PROVIDED ENTRIES:
--- Start ---

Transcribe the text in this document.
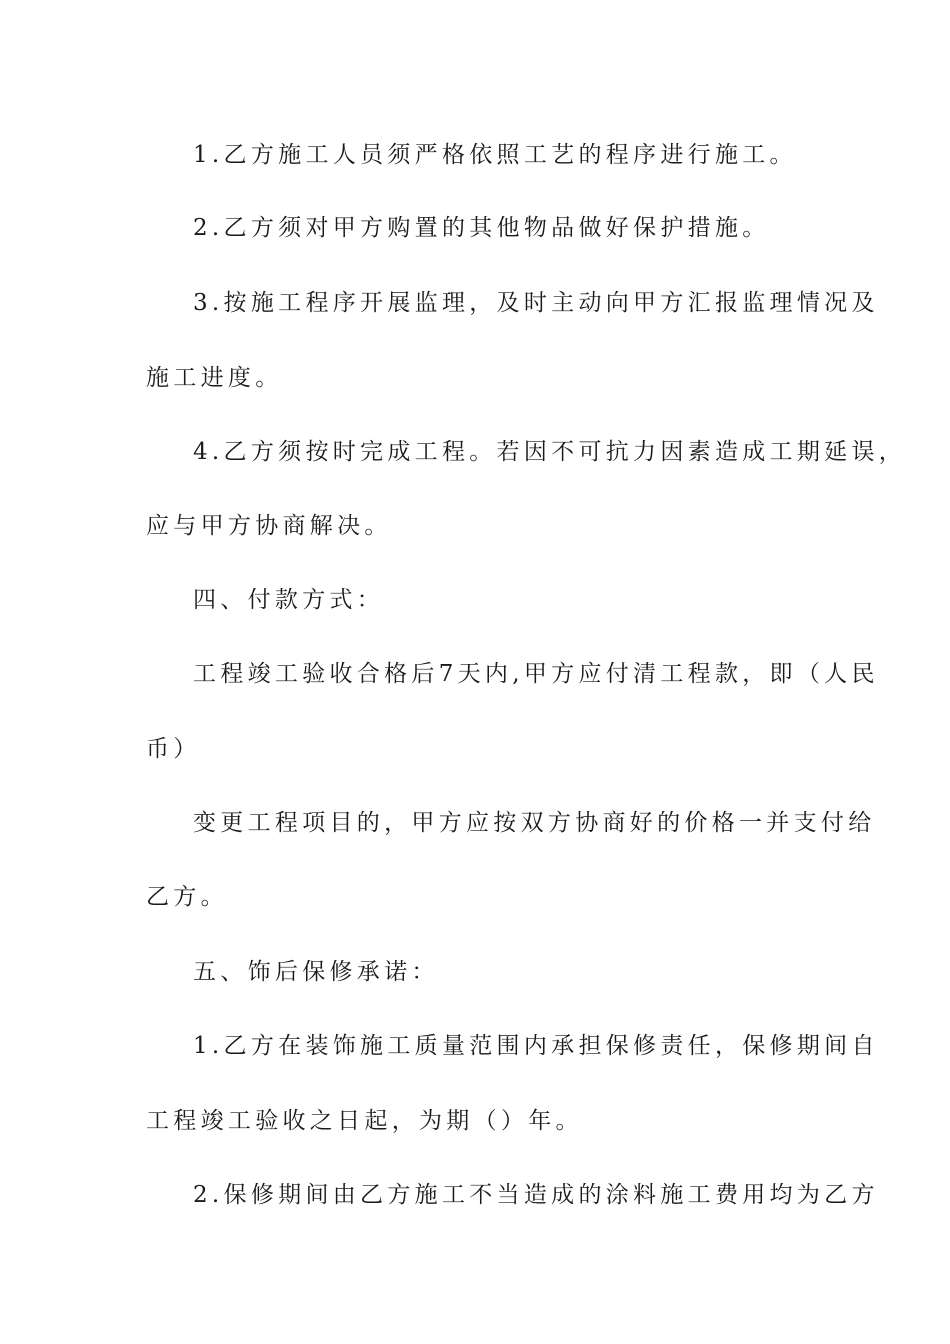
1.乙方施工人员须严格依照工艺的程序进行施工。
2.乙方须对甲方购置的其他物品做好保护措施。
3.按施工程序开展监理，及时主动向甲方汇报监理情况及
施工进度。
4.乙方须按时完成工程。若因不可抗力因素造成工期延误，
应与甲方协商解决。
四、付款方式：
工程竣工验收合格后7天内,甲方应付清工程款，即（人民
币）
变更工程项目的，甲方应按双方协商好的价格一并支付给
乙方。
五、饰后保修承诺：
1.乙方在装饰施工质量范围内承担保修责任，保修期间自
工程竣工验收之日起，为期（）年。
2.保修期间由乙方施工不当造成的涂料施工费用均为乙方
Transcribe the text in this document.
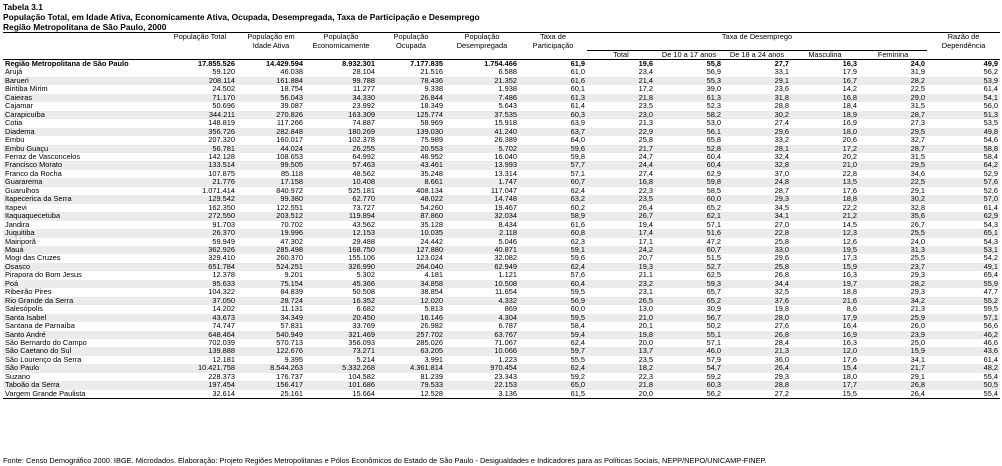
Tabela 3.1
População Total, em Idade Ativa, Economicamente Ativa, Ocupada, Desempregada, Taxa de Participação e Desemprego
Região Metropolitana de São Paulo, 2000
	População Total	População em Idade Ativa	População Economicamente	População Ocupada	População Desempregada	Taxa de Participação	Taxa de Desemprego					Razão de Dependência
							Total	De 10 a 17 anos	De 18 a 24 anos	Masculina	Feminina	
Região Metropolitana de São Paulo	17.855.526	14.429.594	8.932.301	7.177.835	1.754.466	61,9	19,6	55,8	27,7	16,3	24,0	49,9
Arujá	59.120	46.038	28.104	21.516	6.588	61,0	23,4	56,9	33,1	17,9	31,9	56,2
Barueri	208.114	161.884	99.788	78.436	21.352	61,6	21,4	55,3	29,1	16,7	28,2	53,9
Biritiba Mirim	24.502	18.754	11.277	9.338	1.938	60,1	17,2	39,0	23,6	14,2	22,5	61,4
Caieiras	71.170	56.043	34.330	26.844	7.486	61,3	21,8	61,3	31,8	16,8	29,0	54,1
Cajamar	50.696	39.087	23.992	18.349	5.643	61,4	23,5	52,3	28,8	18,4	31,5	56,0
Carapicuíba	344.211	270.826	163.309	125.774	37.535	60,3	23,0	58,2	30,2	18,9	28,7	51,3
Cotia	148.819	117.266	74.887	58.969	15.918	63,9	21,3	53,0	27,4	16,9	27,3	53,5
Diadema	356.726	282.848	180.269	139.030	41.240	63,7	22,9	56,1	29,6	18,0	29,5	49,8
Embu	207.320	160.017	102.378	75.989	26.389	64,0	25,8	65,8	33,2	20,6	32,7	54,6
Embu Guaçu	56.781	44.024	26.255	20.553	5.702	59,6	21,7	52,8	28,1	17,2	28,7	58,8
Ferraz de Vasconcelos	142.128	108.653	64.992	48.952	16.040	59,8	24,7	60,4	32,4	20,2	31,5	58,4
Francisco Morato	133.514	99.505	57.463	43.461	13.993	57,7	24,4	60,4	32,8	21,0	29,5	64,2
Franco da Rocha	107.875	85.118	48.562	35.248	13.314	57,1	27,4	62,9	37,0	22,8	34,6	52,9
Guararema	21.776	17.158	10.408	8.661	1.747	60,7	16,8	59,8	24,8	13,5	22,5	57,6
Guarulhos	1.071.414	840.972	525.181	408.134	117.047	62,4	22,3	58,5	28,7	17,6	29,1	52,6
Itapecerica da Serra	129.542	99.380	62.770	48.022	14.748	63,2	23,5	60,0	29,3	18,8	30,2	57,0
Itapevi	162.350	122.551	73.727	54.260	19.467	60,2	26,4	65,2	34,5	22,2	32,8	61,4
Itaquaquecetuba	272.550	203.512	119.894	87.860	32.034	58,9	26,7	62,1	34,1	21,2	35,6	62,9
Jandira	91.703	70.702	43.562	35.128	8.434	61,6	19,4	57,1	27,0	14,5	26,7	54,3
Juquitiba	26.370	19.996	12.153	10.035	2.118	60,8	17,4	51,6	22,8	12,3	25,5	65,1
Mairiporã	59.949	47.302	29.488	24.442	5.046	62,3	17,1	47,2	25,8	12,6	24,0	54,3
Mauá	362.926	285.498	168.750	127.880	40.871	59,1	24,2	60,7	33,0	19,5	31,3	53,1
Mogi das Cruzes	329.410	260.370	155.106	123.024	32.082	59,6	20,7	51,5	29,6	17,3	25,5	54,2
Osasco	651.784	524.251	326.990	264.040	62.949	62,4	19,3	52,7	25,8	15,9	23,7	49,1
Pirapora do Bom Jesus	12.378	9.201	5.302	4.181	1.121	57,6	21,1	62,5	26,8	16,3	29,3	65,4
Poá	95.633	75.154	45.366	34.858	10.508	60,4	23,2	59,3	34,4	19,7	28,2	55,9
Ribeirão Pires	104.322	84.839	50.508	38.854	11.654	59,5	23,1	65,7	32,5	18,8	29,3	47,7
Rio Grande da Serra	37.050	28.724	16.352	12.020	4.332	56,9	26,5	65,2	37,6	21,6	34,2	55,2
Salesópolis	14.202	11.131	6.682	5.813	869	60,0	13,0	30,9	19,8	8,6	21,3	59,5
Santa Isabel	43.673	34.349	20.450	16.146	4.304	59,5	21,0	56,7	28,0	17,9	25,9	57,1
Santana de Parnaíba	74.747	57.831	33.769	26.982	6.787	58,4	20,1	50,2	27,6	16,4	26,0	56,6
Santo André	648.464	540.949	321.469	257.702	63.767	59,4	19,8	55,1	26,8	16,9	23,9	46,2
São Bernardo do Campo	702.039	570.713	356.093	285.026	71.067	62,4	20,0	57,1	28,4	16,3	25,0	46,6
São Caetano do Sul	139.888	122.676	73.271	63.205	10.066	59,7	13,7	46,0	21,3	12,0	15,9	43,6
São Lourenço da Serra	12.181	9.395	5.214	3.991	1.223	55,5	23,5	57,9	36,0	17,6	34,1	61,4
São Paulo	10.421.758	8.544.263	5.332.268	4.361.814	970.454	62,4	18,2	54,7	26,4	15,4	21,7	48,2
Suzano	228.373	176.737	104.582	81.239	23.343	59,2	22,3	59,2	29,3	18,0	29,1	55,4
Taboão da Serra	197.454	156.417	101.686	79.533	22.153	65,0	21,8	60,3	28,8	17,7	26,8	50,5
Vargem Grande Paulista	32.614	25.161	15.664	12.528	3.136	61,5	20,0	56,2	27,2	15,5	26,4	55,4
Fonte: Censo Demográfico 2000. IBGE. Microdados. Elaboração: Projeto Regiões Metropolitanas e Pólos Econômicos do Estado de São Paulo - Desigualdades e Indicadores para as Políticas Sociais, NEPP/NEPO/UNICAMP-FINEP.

--- End ---

WRITTEN REQUEST: Set down all the entries exactly as they appear, but skip any pictures.

EXPECTED ANSWER:
Transcribe the text in this document.
1.乙方施工人员须严格依照工艺的程序进行施工。
2.乙方须对甲方购置的其他物品做好保护措施。
3.按施工程序开展监理，及时主动向甲方汇报监理情况及
施工进度。
4.乙方须按时完成工程。若因不可抗力因素造成工期延误，
应与甲方协商解决。
四、付款方式：
工程竣工验收合格后7天内,甲方应付清工程款，即（人民
币）
变更工程项目的，甲方应按双方协商好的价格一并支付给
乙方。
五、饰后保修承诺：
1.乙方在装饰施工质量范围内承担保修责任，保修期间自
工程竣工验收之日起，为期（）年。
2.保修期间由乙方施工不当造成的涂料施工费用均为乙方
Transcribe the text in this document.
Tabela 3.1
População Total, em Idade Ativa, Economicamente Ativa, Ocupada, Desempregada, Taxa de Participação e Desemprego
Região Metropolitana de São Paulo, 2000
	População Total	População em Idade Ativa	População Economicamente	População Ocupada	População Desempregada	Taxa de Participação	Taxa de Desemprego					Razão de Dependência
							Total	De 10 a 17 anos	De 18 a 24 anos	Masculina	Feminina	
Região Metropolitana de São Paulo	17.855.526	14.429.594	8.932.301	7.177.835	1.754.466	61,9	19,6	55,8	27,7	16,3	24,0	49,9
Arujá	59.120	46.038	28.104	21.516	6.588	61,0	23,4	56,9	33,1	17,9	31,9	56,2
Barueri	208.114	161.884	99.788	78.436	21.352	61,6	21,4	55,3	29,1	16,7	28,2	53,9
Biritiba Mirim	24.502	18.754	11.277	9.338	1.938	60,1	17,2	39,0	23,6	14,2	22,5	61,4
Caieiras	71.170	56.043	34.330	26.844	7.486	61,3	21,8	61,3	31,8	16,8	29,0	54,1
Cajamar	50.696	39.087	23.992	18.349	5.643	61,4	23,5	52,3	28,8	18,4	31,5	56,0
Carapicuíba	344.211	270.826	163.309	125.774	37.535	60,3	23,0	58,2	30,2	18,9	28,7	51,3
Cotia	148.819	117.266	74.887	58.969	15.918	63,9	21,3	53,0	27,4	16,9	27,3	53,5
Diadema	356.726	282.848	180.269	139.030	41.240	63,7	22,9	56,1	29,6	18,0	29,5	49,8
Embu	207.320	160.017	102.378	75.989	26.389	64,0	25,8	65,8	33,2	20,6	32,7	54,6
Embu Guaçu	56.781	44.024	26.255	20.553	5.702	59,6	21,7	52,8	28,1	17,2	28,7	58,8
Ferraz de Vasconcelos	142.128	108.653	64.992	48.952	16.040	59,8	24,7	60,4	32,4	20,2	31,5	58,4
Francisco Morato	133.514	99.505	57.463	43.461	13.993	57,7	24,4	60,4	32,8	21,0	29,5	64,2
Franco da Rocha	107.875	85.118	48.562	35.248	13.314	57,1	27,4	62,9	37,0	22,8	34,6	52,9
Guararema	21.776	17.158	10.408	8.661	1.747	60,7	16,8	59,8	24,8	13,5	22,5	57,6
Guarulhos	1.071.414	840.972	525.181	408.134	117.047	62,4	22,3	58,5	28,7	17,6	29,1	52,6
Itapecerica da Serra	129.542	99.380	62.770	48.022	14.748	63,2	23,5	60,0	29,3	18,8	30,2	57,0
Itapevi	162.350	122.551	73.727	54.260	19.467	60,2	26,4	65,2	34,5	22,2	32,8	61,4
Itaquaquecetuba	272.550	203.512	119.894	87.860	32.034	58,9	26,7	62,1	34,1	21,2	35,6	62,9
Jandira	91.703	70.702	43.562	35.128	8.434	61,6	19,4	57,1	27,0	14,5	26,7	54,3
Juquitiba	26.370	19.996	12.153	10.035	2.118	60,8	17,4	51,6	22,8	12,3	25,5	65,1
Mairiporã	59.949	47.302	29.488	24.442	5.046	62,3	17,1	47,2	25,8	12,6	24,0	54,3
Mauá	362.926	285.498	168.750	127.880	40.871	59,1	24,2	60,7	33,0	19,5	31,3	53,1
Mogi das Cruzes	329.410	260.370	155.106	123.024	32.082	59,6	20,7	51,5	29,6	17,3	25,5	54,2
Osasco	651.784	524.251	326.990	264.040	62.949	62,4	19,3	52,7	25,8	15,9	23,7	49,1
Pirapora do Bom Jesus	12.378	9.201	5.302	4.181	1.121	57,6	21,1	62,5	26,8	16,3	29,3	65,4
Poá	95.633	75.154	45.366	34.858	10.508	60,4	23,2	59,3	34,4	19,7	28,2	55,9
Ribeirão Pires	104.322	84.839	50.508	38.854	11.654	59,5	23,1	65,7	32,5	18,8	29,3	47,7
Rio Grande da Serra	37.050	28.724	16.352	12.020	4.332	56,9	26,5	65,2	37,6	21,6	34,2	55,2
Salesópolis	14.202	11.131	6.682	5.813	869	60,0	13,0	30,9	19,8	8,6	21,3	59,5
Santa Isabel	43.673	34.349	20.450	16.146	4.304	59,5	21,0	56,7	28,0	17,9	25,9	57,1
Santana de Parnaíba	74.747	57.831	33.769	26.982	6.787	58,4	20,1	50,2	27,6	16,4	26,0	56,6
Santo André	648.464	540.949	321.469	257.702	63.767	59,4	19,8	55,1	26,8	16,9	23,9	46,2
São Bernardo do Campo	702.039	570.713	356.093	285.026	71.067	62,4	20,0	57,1	28,4	16,3	25,0	46,6
São Caetano do Sul	139.888	122.676	73.271	63.205	10.066	59,7	13,7	46,0	21,3	12,0	15,9	43,6
São Lourenço da Serra	12.181	9.395	5.214	3.991	1.223	55,5	23,5	57,9	36,0	17,6	34,1	61,4
São Paulo	10.421.758	8.544.263	5.332.268	4.361.814	970.454	62,4	18,2	54,7	26,4	15,4	21,7	48,2
Suzano	228.373	176.737	104.582	81.239	23.343	59,2	22,3	59,2	29,3	18,0	29,1	55,4
Taboão da Serra	197.454	156.417	101.686	79.533	22.153	65,0	21,8	60,3	28,8	17,7	26,8	50,5
Vargem Grande Paulista	32.614	25.161	15.664	12.528	3.136	61,5	20,0	56,2	27,2	15,5	26,4	55,4
Fonte: Censo Demográfico 2000. IBGE. Microdados. Elaboração: Projeto Regiões Metropolitanas e Pólos Econômicos do Estado de São Paulo - Desigualdades e Indicadores para as Políticas Sociais, NEPP/NEPO/UNICAMP-FINEP.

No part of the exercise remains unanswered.